### Dataset extract ###

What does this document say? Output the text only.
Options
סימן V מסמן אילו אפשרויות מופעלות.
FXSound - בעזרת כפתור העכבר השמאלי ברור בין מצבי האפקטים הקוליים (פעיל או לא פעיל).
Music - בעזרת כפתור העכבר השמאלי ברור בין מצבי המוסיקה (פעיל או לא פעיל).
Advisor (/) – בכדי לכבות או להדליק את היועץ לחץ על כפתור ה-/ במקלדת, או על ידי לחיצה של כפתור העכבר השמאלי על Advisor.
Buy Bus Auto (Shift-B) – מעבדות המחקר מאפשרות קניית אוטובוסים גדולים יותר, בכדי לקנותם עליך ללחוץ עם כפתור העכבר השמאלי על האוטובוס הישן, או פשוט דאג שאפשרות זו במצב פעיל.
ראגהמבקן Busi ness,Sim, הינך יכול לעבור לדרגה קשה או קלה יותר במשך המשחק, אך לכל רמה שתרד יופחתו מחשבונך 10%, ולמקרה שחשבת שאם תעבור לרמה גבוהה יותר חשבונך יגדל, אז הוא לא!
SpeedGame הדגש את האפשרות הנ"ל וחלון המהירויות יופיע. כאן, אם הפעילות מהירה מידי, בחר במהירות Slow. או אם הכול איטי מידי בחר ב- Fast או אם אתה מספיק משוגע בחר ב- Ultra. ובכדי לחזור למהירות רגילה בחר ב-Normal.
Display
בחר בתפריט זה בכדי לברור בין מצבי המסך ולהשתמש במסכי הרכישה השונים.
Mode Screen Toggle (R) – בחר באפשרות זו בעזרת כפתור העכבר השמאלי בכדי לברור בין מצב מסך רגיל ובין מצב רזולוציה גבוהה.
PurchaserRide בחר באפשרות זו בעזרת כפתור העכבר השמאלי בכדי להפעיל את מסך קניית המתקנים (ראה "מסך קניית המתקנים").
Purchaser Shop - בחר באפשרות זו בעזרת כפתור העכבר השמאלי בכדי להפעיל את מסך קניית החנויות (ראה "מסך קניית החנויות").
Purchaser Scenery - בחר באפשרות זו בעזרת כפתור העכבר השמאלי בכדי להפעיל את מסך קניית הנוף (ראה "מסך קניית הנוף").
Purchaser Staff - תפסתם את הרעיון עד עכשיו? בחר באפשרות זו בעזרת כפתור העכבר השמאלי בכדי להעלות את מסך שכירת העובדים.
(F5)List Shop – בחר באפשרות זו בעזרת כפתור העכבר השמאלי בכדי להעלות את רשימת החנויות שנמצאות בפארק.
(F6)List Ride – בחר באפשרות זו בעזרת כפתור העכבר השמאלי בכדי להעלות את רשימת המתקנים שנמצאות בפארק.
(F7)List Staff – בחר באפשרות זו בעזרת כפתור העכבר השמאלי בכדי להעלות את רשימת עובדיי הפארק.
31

###

Work to be completed:
Transcribe the material above in its entirety. Match it exactly.

Output of the task:
What does this document say? Output the text only.
Options
סימן V מסמן אילו אפשרויות מופעלות.
FXSound - בעזרת כפתור העכבר השמאלי ברור בין מצבי האפקטים הקוליים (פעיל או לא פעיל).
Music - בעזרת כפתור העכבר השמאלי ברור בין מצבי המוסיקה (פעיל או לא פעיל).
Advisor (/) – בכדי לכבות או להדליק את היועץ לחץ על כפתור ה-/ במקלדת, או על ידי לחיצה של כפתור העכבר השמאלי על Advisor.
Buy Bus Auto (Shift-B) – מעבדות המחקר מאפשרות קניית אוטובוסים גדולים יותר, בכדי לקנותם עליך ללחוץ עם כפתור העכבר השמאלי על האוטובוס הישן, או פשוט דאג שאפשרות זו במצב פעיל.
ראגהמבקן Busi ness,Sim, הינך יכול לעבור לדרגה קשה או קלה יותר במשך המשחק, אך לכל רמה שתרד יופחתו מחשבונך 10%, ולמקרה שחשבת שאם תעבור לרמה גבוהה יותר חשבונך יגדל, אז הוא לא!
SpeedGame הדגש את האפשרות הנ"ל וחלון המהירויות יופיע. כאן, אם הפעילות מהירה מידי, בחר במהירות Slow. או אם הכול איטי מידי בחר ב- Fast או אם אתה מספיק משוגע בחר ב- Ultra. ובכדי לחזור למהירות רגילה בחר ב-Normal.
Display
בחר בתפריט זה בכדי לברור בין מצבי המסך ולהשתמש במסכי הרכישה השונים.
Mode Screen Toggle (R) – בחר באפשרות זו בעזרת כפתור העכבר השמאלי בכדי לברור בין מצב מסך רגיל ובין מצב רזולוציה גבוהה.
PurchaserRide בחר באפשרות זו בעזרת כפתור העכבר השמאלי בכדי להפעיל את מסך קניית המתקנים (ראה "מסך קניית המתקנים").
Purchaser Shop - בחר באפשרות זו בעזרת כפתור העכבר השמאלי בכדי להפעיל את מסך קניית החנויות (ראה "מסך קניית החנויות").
Purchaser Scenery - בחר באפשרות זו בעזרת כפתור העכבר השמאלי בכדי להפעיל את מסך קניית הנוף (ראה "מסך קניית הנוף").
Purchaser Staff - תפסתם את הרעיון עד עכשיו? בחר באפשרות זו בעזרת כפתור העכבר השמאלי בכדי להעלות את מסך שכירת העובדים.
(F5)List Shop – בחר באפשרות זו בעזרת כפתור העכבר השמאלי בכדי להעלות את רשימת החנויות שנמצאות בפארק.
(F6)List Ride – בחר באפשרות זו בעזרת כפתור העכבר השמאלי בכדי להעלות את רשימת המתקנים שנמצאות בפארק.
(F7)List Staff – בחר באפשרות זו בעזרת כפתור העכבר השמאלי בכדי להעלות את רשימת עובדיי הפארק.
31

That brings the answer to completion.